* _Exercise_: In how many lines of the data does the word "生物遗体或者遗迹保留下来形成化石" appear? Give the number by itself.

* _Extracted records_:
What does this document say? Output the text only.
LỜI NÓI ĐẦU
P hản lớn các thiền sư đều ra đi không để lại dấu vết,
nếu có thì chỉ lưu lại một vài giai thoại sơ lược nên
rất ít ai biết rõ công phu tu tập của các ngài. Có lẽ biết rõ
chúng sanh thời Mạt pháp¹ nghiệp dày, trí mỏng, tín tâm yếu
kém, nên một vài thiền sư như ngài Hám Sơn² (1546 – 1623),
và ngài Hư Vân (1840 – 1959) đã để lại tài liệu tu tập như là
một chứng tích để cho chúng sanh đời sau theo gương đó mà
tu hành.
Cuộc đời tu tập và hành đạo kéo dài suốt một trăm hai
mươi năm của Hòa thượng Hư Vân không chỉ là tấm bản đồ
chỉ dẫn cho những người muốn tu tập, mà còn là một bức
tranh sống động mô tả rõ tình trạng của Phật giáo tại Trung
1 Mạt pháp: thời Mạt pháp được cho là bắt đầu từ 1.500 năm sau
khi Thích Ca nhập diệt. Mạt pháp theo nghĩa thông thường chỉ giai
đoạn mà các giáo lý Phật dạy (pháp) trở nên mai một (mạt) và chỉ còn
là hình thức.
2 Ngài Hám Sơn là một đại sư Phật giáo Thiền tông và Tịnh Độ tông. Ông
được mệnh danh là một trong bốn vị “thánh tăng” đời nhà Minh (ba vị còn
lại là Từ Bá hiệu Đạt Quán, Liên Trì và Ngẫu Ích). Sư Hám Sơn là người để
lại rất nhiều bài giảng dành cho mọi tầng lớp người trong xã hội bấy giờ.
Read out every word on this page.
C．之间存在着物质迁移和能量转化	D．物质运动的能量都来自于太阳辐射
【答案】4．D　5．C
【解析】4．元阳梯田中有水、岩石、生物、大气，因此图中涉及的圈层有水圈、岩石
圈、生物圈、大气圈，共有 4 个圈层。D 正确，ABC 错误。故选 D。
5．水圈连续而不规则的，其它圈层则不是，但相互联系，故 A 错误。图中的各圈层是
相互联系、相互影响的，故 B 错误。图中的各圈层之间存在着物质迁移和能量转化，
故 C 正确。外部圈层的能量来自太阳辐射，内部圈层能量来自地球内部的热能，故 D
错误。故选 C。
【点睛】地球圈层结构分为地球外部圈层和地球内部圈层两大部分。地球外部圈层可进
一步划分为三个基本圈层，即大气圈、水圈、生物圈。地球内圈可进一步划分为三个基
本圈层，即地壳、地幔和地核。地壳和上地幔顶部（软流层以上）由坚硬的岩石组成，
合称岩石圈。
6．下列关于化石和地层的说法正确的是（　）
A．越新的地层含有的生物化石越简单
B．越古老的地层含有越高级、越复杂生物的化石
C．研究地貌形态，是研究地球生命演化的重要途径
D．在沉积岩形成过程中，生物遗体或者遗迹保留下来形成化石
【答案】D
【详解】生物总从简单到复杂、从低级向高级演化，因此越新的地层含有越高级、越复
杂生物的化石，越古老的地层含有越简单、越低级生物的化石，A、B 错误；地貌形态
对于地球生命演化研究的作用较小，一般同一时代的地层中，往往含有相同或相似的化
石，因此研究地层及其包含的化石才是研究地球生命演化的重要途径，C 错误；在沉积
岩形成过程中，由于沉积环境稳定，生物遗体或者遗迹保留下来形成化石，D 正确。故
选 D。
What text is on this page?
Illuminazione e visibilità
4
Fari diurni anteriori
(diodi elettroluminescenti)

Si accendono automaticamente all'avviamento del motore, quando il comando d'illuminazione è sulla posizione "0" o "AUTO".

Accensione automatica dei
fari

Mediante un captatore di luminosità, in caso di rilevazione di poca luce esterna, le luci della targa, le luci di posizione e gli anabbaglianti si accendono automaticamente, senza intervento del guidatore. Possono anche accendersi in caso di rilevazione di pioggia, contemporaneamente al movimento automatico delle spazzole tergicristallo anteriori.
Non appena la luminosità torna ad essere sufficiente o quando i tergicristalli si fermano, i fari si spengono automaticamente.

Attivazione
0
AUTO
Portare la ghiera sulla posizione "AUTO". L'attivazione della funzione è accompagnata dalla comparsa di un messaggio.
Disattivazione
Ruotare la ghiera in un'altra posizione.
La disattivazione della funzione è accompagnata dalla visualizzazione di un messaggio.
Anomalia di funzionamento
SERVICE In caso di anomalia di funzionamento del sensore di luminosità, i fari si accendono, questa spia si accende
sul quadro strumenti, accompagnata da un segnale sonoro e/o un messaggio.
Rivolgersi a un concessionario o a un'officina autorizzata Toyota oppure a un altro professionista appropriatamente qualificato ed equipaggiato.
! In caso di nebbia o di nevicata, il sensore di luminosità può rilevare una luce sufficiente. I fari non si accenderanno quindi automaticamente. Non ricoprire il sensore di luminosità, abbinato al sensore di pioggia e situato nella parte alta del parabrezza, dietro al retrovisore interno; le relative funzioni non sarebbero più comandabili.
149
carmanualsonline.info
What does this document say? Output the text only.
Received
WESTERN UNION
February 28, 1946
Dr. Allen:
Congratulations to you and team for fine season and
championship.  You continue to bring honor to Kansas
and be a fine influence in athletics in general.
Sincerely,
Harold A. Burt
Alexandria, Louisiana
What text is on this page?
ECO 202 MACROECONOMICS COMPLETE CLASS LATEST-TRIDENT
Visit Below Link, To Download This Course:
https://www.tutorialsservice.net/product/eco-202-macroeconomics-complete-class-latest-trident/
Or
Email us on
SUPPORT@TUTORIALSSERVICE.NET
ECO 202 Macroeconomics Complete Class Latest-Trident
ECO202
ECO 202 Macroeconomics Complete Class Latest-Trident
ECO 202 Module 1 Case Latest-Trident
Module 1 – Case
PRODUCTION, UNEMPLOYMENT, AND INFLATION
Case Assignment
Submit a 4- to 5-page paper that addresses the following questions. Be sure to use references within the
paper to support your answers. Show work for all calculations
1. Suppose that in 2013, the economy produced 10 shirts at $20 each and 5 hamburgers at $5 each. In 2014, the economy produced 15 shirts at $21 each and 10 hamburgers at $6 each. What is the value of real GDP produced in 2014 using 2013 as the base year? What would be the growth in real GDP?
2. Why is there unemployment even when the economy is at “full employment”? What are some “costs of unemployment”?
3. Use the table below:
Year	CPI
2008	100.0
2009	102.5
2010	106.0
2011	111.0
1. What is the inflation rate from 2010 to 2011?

* _Task response_: 2